[Figure record extracts]

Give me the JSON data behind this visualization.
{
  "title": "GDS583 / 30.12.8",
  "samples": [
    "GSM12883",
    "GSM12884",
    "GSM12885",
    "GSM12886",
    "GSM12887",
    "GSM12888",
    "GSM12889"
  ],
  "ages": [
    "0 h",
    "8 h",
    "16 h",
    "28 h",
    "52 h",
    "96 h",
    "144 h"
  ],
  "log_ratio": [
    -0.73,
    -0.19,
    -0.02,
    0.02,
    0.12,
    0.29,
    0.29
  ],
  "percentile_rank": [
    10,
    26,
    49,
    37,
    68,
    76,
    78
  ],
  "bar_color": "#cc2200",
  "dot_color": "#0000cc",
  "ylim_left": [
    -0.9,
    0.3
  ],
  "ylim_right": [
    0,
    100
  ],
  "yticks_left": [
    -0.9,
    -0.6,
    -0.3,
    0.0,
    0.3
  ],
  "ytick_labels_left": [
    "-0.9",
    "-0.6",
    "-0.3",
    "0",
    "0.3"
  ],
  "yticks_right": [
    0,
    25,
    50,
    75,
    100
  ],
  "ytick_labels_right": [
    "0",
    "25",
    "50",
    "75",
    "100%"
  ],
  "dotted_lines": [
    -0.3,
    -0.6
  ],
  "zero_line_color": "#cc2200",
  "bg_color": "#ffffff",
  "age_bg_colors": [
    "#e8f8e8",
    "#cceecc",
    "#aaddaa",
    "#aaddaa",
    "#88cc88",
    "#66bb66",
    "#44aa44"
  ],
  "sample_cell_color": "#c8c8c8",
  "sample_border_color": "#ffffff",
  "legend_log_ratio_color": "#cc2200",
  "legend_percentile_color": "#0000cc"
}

- _Written exercise_
Copy every line of the records word for word.

- _Correct response_
Give me the JSON data behind this visualization.
{
  "title": "GDS583 / 30.12.8",
  "samples": [
    "GSM12883",
    "GSM12884",
    "GSM12885",
    "GSM12886",
    "GSM12887",
    "GSM12888",
    "GSM12889"
  ],
  "ages": [
    "0 h",
    "8 h",
    "16 h",
    "28 h",
    "52 h",
    "96 h",
    "144 h"
  ],
  "log_ratio": [
    -0.73,
    -0.19,
    -0.02,
    0.02,
    0.12,
    0.29,
    0.29
  ],
  "percentile_rank": [
    10,
    26,
    49,
    37,
    68,
    76,
    78
  ],
  "bar_color": "#cc2200",
  "dot_color": "#0000cc",
  "ylim_left": [
    -0.9,
    0.3
  ],
  "ylim_right": [
    0,
    100
  ],
  "yticks_left": [
    -0.9,
    -0.6,
    -0.3,
    0.0,
    0.3
  ],
  "ytick_labels_left": [
    "-0.9",
    "-0.6",
    "-0.3",
    "0",
    "0.3"
  ],
  "yticks_right": [
    0,
    25,
    50,
    75,
    100
  ],
  "ytick_labels_right": [
    "0",
    "25",
    "50",
    "75",
    "100%"
  ],
  "dotted_lines": [
    -0.3,
    -0.6
  ],
  "zero_line_color": "#cc2200",
  "bg_color": "#ffffff",
  "age_bg_colors": [
    "#e8f8e8",
    "#cceecc",
    "#aaddaa",
    "#aaddaa",
    "#88cc88",
    "#66bb66",
    "#44aa44"
  ],
  "sample_cell_color": "#c8c8c8",
  "sample_border_color": "#ffffff",
  "legend_log_ratio_color": "#cc2200",
  "legend_percentile_color": "#0000cc"
}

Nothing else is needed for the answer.